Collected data
━━━━━━━━━━━━━━━━━━━━━━━━━━━━━━

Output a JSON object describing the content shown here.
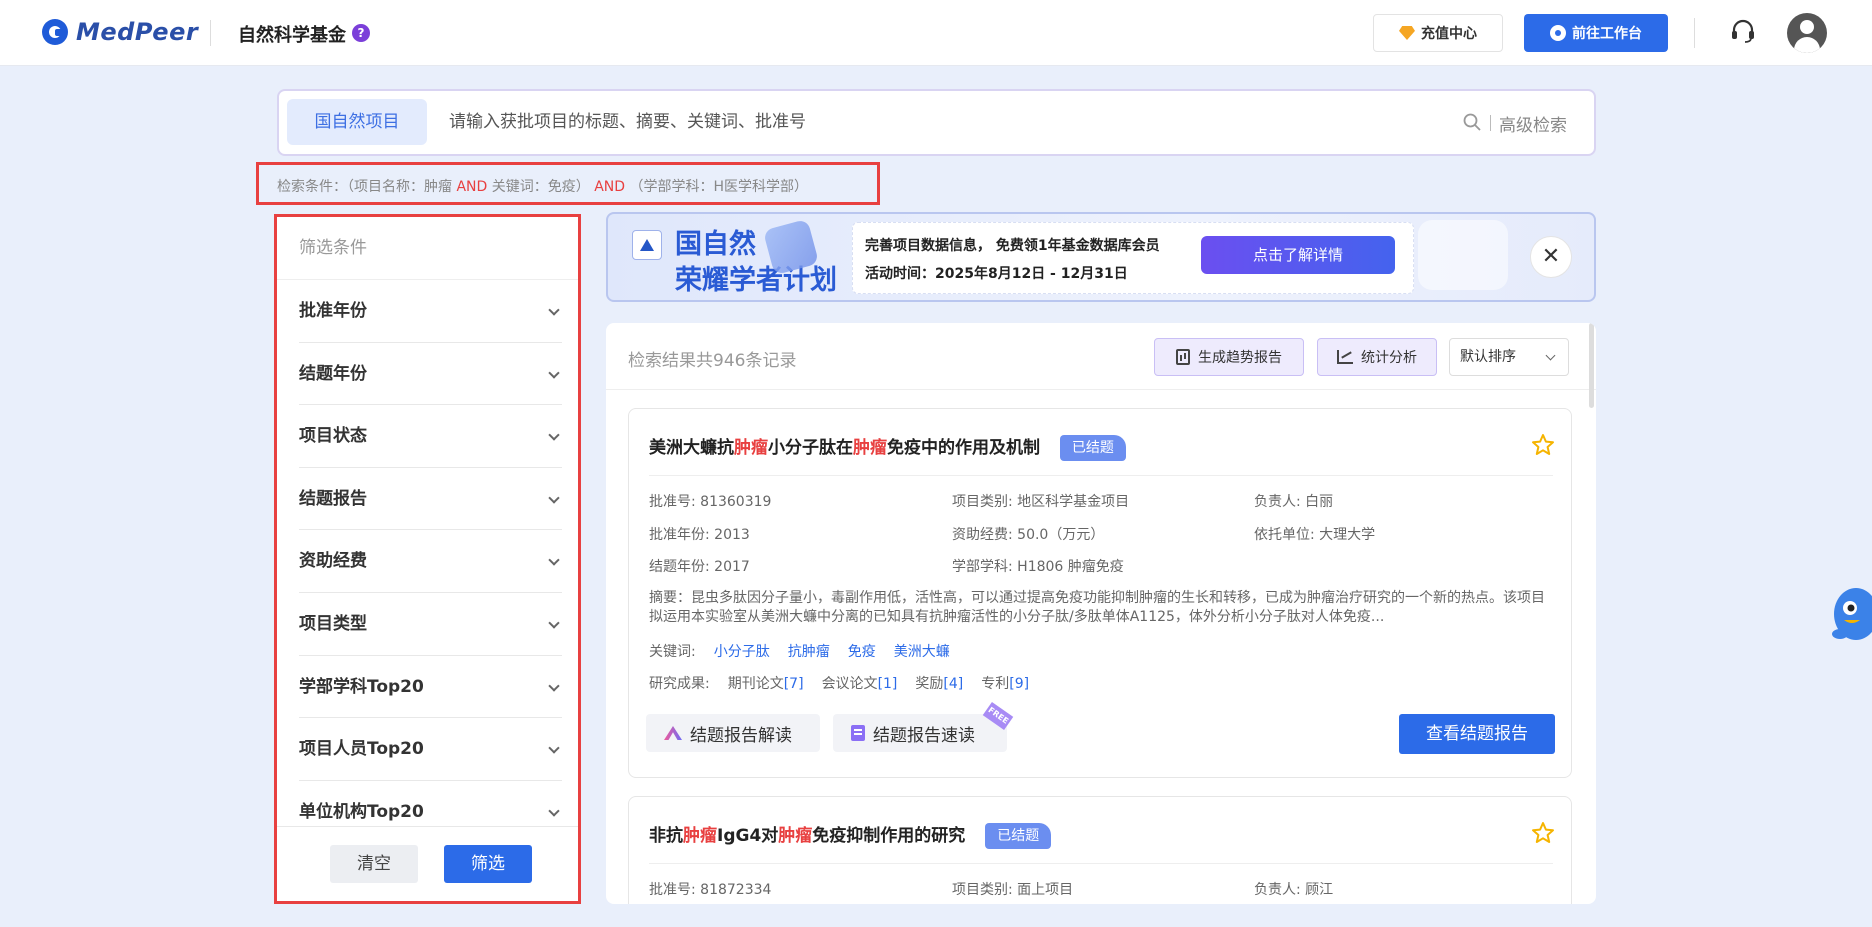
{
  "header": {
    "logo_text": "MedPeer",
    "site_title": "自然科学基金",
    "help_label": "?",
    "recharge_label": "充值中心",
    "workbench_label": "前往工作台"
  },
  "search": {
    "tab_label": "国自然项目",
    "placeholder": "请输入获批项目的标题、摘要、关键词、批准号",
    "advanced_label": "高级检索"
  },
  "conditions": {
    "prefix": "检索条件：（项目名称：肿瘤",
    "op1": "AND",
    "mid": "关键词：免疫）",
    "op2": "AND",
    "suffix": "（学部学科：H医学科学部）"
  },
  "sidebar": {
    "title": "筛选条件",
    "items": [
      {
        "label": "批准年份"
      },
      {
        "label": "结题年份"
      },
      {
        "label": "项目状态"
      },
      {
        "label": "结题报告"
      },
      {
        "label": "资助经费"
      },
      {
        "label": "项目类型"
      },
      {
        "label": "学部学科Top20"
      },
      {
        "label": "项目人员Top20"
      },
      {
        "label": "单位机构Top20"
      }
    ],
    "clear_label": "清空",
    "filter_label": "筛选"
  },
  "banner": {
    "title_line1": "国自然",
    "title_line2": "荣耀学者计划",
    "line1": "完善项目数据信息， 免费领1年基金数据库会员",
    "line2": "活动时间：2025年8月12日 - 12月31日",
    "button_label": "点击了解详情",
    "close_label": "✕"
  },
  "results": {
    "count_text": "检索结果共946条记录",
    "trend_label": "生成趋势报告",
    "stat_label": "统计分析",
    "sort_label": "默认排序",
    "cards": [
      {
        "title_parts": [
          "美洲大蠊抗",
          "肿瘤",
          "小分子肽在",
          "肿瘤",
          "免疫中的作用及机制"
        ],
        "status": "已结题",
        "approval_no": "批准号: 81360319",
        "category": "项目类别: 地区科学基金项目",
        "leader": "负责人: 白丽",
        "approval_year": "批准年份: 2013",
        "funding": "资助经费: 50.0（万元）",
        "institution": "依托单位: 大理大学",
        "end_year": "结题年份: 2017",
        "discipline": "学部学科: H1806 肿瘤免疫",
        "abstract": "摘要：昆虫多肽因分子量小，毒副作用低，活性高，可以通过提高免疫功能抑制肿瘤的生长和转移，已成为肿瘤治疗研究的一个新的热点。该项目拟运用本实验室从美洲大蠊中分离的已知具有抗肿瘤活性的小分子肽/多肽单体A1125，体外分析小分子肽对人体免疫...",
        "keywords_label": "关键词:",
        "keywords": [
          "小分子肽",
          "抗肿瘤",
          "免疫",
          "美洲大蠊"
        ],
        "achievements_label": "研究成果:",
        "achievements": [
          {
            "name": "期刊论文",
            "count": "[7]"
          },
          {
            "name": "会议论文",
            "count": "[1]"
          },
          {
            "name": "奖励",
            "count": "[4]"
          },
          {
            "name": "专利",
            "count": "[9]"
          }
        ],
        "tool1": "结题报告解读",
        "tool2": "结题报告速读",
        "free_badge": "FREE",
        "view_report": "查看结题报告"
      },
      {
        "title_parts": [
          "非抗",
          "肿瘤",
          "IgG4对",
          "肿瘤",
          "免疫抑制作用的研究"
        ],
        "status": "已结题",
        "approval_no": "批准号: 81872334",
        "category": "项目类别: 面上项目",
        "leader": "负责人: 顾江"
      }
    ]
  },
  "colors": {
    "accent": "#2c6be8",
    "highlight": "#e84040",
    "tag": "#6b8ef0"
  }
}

━━━━━━━━━━━━━━━━━━━━━━━━━━━━━━

▸ What is required
The material above holds pictures; copy everything else in it exactly.

▸ Answer to the task
Output a JSON object describing the content shown here.
{
  "header": {
    "logo_text": "MedPeer",
    "site_title": "自然科学基金",
    "help_label": "?",
    "recharge_label": "充值中心",
    "workbench_label": "前往工作台"
  },
  "search": {
    "tab_label": "国自然项目",
    "placeholder": "请输入获批项目的标题、摘要、关键词、批准号",
    "advanced_label": "高级检索"
  },
  "conditions": {
    "prefix": "检索条件：（项目名称：肿瘤",
    "op1": "AND",
    "mid": "关键词：免疫）",
    "op2": "AND",
    "suffix": "（学部学科：H医学科学部）"
  },
  "sidebar": {
    "title": "筛选条件",
    "items": [
      {
        "label": "批准年份"
      },
      {
        "label": "结题年份"
      },
      {
        "label": "项目状态"
      },
      {
        "label": "结题报告"
      },
      {
        "label": "资助经费"
      },
      {
        "label": "项目类型"
      },
      {
        "label": "学部学科Top20"
      },
      {
        "label": "项目人员Top20"
      },
      {
        "label": "单位机构Top20"
      }
    ],
    "clear_label": "清空",
    "filter_label": "筛选"
  },
  "banner": {
    "title_line1": "国自然",
    "title_line2": "荣耀学者计划",
    "line1": "完善项目数据信息， 免费领1年基金数据库会员",
    "line2": "活动时间：2025年8月12日 - 12月31日",
    "button_label": "点击了解详情",
    "close_label": "✕"
  },
  "results": {
    "count_text": "检索结果共946条记录",
    "trend_label": "生成趋势报告",
    "stat_label": "统计分析",
    "sort_label": "默认排序",
    "cards": [
      {
        "title_parts": [
          "美洲大蠊抗",
          "肿瘤",
          "小分子肽在",
          "肿瘤",
          "免疫中的作用及机制"
        ],
        "status": "已结题",
        "approval_no": "批准号: 81360319",
        "category": "项目类别: 地区科学基金项目",
        "leader": "负责人: 白丽",
        "approval_year": "批准年份: 2013",
        "funding": "资助经费: 50.0（万元）",
        "institution": "依托单位: 大理大学",
        "end_year": "结题年份: 2017",
        "discipline": "学部学科: H1806 肿瘤免疫",
        "abstract": "摘要：昆虫多肽因分子量小，毒副作用低，活性高，可以通过提高免疫功能抑制肿瘤的生长和转移，已成为肿瘤治疗研究的一个新的热点。该项目拟运用本实验室从美洲大蠊中分离的已知具有抗肿瘤活性的小分子肽/多肽单体A1125，体外分析小分子肽对人体免疫...",
        "keywords_label": "关键词:",
        "keywords": [
          "小分子肽",
          "抗肿瘤",
          "免疫",
          "美洲大蠊"
        ],
        "achievements_label": "研究成果:",
        "achievements": [
          {
            "name": "期刊论文",
            "count": "[7]"
          },
          {
            "name": "会议论文",
            "count": "[1]"
          },
          {
            "name": "奖励",
            "count": "[4]"
          },
          {
            "name": "专利",
            "count": "[9]"
          }
        ],
        "tool1": "结题报告解读",
        "tool2": "结题报告速读",
        "free_badge": "FREE",
        "view_report": "查看结题报告"
      },
      {
        "title_parts": [
          "非抗",
          "肿瘤",
          "IgG4对",
          "肿瘤",
          "免疫抑制作用的研究"
        ],
        "status": "已结题",
        "approval_no": "批准号: 81872334",
        "category": "项目类别: 面上项目",
        "leader": "负责人: 顾江"
      }
    ]
  },
  "colors": {
    "accent": "#2c6be8",
    "highlight": "#e84040",
    "tag": "#6b8ef0"
  }
}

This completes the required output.